*DIRECTION*.
In the text extract on illuminationist philosophy and Henry Corbin, which two figures represented the two main trends of thirteenth-century commentary on ishraq?

*TEXT EXTRACT*.
= = = = =

There were two main types of exegesis detectable in thirteenth century commentary on ishraq, and "in a way, both of these trends are valid interpretations and refinements on Suhrawardi's system in that both are present in the original illuminationist texts, although distinguished in terms of choice and emphasis." (Ziai, "Illuminationist Tradition," HIP, p. 473) These two trends were represented by Shahrazuri and Ibn Kammuna (d. 1284), the Jewish philosopher of Baghdad. (98)
21. Metahistory and Realism
Henry Corbin's metahistoire involved hermeneutics associated with the subject of tawil, i.e., finding esoteric meanings in scripture and other texts. Metahistory is not an adequate gauge to grasp differences between, for instance, theologians and gnostics, or between different kinds of gnostic, or between different types of philosopher.
Corbin's warning against "sociologism" is problematic. Nobody need believe that Comte would have understood the psychology of either Suhrawardi or Mulla Sadra, yet the fact that Corbin "repeatedly warned against the socialisation of the spiritual, and against the predominance of social consciousness over theology" (99) can irritate "the social historian, eager to demonstrate that metahistoire was not necessarily the theosophers' sole concern." (100)
The diachronic trend of dissent in Iranian religion, which goes back long before the time of Bistami and Hallaj, is blurred by theosophical metahistory. Corbin did not even emphasise the behavioural differences between the "Oriental philosophers" Ibn Sina and Suhrawardi, one of whom was susceptible to slave girls in courtly environments.

= = = = =

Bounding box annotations

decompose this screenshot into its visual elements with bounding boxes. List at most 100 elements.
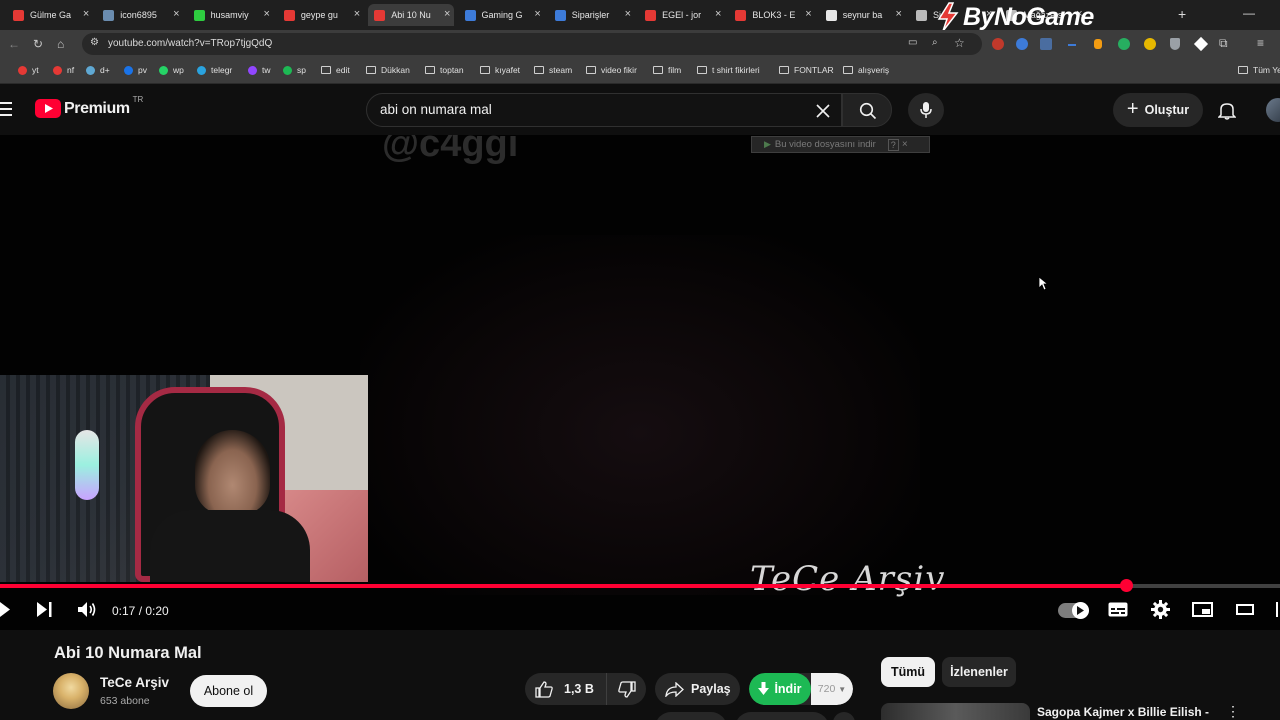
next-video-icon[interactable] <box>36 601 53 618</box>
channel-name[interactable]: TeCe Arşiv <box>100 675 169 690</box>
extension-icon[interactable] <box>992 38 1004 50</box>
browser-tab[interactable]: geype gu × <box>278 4 364 26</box>
tab-close-icon[interactable]: × <box>896 8 902 20</box>
bookmark-item[interactable]: tw <box>248 65 271 75</box>
extensions-puzzle-icon[interactable]: ⧉ <box>1219 36 1228 51</box>
browser-tab[interactable]: Siparişler × <box>549 4 635 26</box>
fullscreen-icon[interactable] <box>1276 602 1280 617</box>
progress-bar[interactable] <box>0 579 1280 592</box>
bookmark-folder[interactable]: alışveriş <box>843 65 889 75</box>
like-button[interactable]: 1,3 B <box>525 673 607 705</box>
download-quality-select[interactable]: 720 ▼ <box>811 673 853 705</box>
bookmark-item[interactable]: yt <box>18 65 39 75</box>
bookmark-folder[interactable]: video fikir <box>586 65 637 75</box>
bookmark-folder[interactable]: kıyafet <box>480 65 520 75</box>
menu-icon[interactable]: ≡ <box>1257 36 1264 50</box>
save-button[interactable] <box>735 712 829 720</box>
tab-close-icon[interactable]: × <box>173 8 179 20</box>
notifications-bell-icon[interactable] <box>1218 101 1236 120</box>
download-bar-help[interactable]: ? <box>887 138 899 151</box>
bookmark-folder[interactable]: film <box>653 65 681 75</box>
browser-tab[interactable]: Abi 10 Nu × <box>368 4 455 26</box>
dislike-button[interactable] <box>607 673 646 705</box>
reload-icon[interactable]: ↻ <box>33 37 43 51</box>
hamburger-menu-icon[interactable] <box>0 102 12 116</box>
theater-mode-icon[interactable] <box>1236 604 1254 615</box>
extension-icon[interactable] <box>1144 38 1156 50</box>
extension-icon[interactable] <box>1094 39 1102 49</box>
extension-icon[interactable] <box>1170 38 1180 50</box>
site-info-icon[interactable]: ⚙ <box>90 37 99 48</box>
miniplayer-icon[interactable] <box>1192 602 1213 617</box>
bookmark-item[interactable]: sp <box>283 65 306 75</box>
minimize-button[interactable]: — <box>1243 6 1255 20</box>
play-icon[interactable] <box>0 601 11 618</box>
bookmark-folder[interactable]: steam <box>534 65 572 75</box>
settings-gear-icon[interactable] <box>1151 600 1170 619</box>
share-button[interactable]: Paylaş <box>655 673 740 705</box>
home-icon[interactable]: ⌂ <box>57 37 64 51</box>
bookmark-folder[interactable]: edit <box>321 65 350 75</box>
extension-icon[interactable] <box>1068 44 1076 46</box>
bookmark-item[interactable]: pv <box>124 65 147 75</box>
volume-icon[interactable] <box>77 601 96 618</box>
bookmark-item[interactable]: wp <box>159 65 184 75</box>
bookmark-item[interactable]: telegr <box>197 65 232 75</box>
recommendation-thumbnail[interactable] <box>881 703 1030 720</box>
chip-all[interactable]: Tümü <box>881 657 935 687</box>
download-bar-close-icon[interactable]: × <box>902 139 908 150</box>
bookmark-folder[interactable]: Dükkan <box>366 65 410 75</box>
download-video-bar[interactable]: ▶ Bu video dosyasını indir ? × <box>751 136 930 153</box>
bookmark-item[interactable]: d+ <box>86 65 110 75</box>
video-player[interactable]: @c4ggi ▶ Bu video dosyasını indir ? × Te… <box>0 135 1280 630</box>
download-button[interactable]: İndir <box>749 673 811 705</box>
recommendation-title[interactable]: Sagopa Kajmer x Billie Eilish - <box>1037 705 1209 719</box>
tab-close-icon[interactable]: × <box>715 8 721 20</box>
more-button[interactable] <box>833 712 855 720</box>
tab-close-icon[interactable]: × <box>534 8 540 20</box>
autoplay-toggle[interactable] <box>1058 602 1089 619</box>
tab-close-icon[interactable]: × <box>444 8 450 20</box>
clear-search-icon[interactable] <box>815 103 831 119</box>
bookmark-item[interactable]: nf <box>53 65 74 75</box>
create-button[interactable]: + Oluştur <box>1113 93 1203 127</box>
extension-icon[interactable] <box>1118 38 1130 50</box>
new-tab-button[interactable]: + <box>1178 6 1186 22</box>
bookmark-folder[interactable]: toptan <box>425 65 464 75</box>
tab-close-icon[interactable]: × <box>805 8 811 20</box>
tab-close-icon[interactable]: × <box>354 8 360 20</box>
youtube-logo[interactable]: Premium TR <box>35 95 143 118</box>
extension-icon[interactable] <box>1016 38 1028 50</box>
bookmark-folder[interactable]: FONTLAR <box>779 65 834 75</box>
channel-avatar[interactable] <box>53 673 89 709</box>
clip-button[interactable] <box>655 712 727 720</box>
bookmark-folder[interactable]: t shirt fikirleri <box>697 65 760 75</box>
subtitles-icon[interactable] <box>1108 602 1128 617</box>
extension-icon[interactable] <box>1040 38 1052 50</box>
voice-search-button[interactable] <box>908 93 944 127</box>
browser-tab[interactable]: Gaming G × <box>459 4 545 26</box>
browser-tab[interactable]: husamviy × <box>188 4 274 26</box>
zoom-icon[interactable]: ⌕ <box>932 37 938 48</box>
search-button[interactable] <box>842 93 892 127</box>
browser-tab[interactable]: seynur ba × <box>820 4 906 26</box>
browser-tab[interactable]: Gülme Ga × <box>7 4 93 26</box>
tab-close-icon[interactable]: × <box>83 8 89 20</box>
avatar[interactable] <box>1266 98 1280 122</box>
browser-tab[interactable]: BLOK3 - E × <box>729 4 815 26</box>
search-input[interactable]: abi on numara mal <box>366 93 842 127</box>
subscribe-button[interactable]: Abone ol <box>190 675 267 707</box>
chip-watched[interactable]: İzlenenler <box>942 657 1016 687</box>
bookmark-star-icon[interactable]: ☆ <box>954 36 965 50</box>
extension-icon[interactable] <box>1193 36 1209 52</box>
browser-tab[interactable]: EGEl - jor × <box>639 4 725 26</box>
tab-close-icon[interactable]: × <box>263 8 269 20</box>
recommendation-more-icon[interactable]: ⋮ <box>1226 703 1240 720</box>
back-icon[interactable]: ← <box>8 37 20 51</box>
browser-tab[interactable]: icon6895 × <box>97 4 183 26</box>
install-app-icon[interactable]: ▭ <box>908 37 917 48</box>
tab-close-icon[interactable]: × <box>625 8 631 20</box>
address-bar[interactable]: ⚙ youtube.com/watch?v=TRop7tjgQdQ ▭ ⌕ ☆ <box>82 33 982 55</box>
streamer-head <box>195 430 270 515</box>
all-bookmarks[interactable]: Tüm Ye <box>1238 65 1280 75</box>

= = = = =

*RESULT BELOW*.
Shahrazuri and Ibn Kammuna.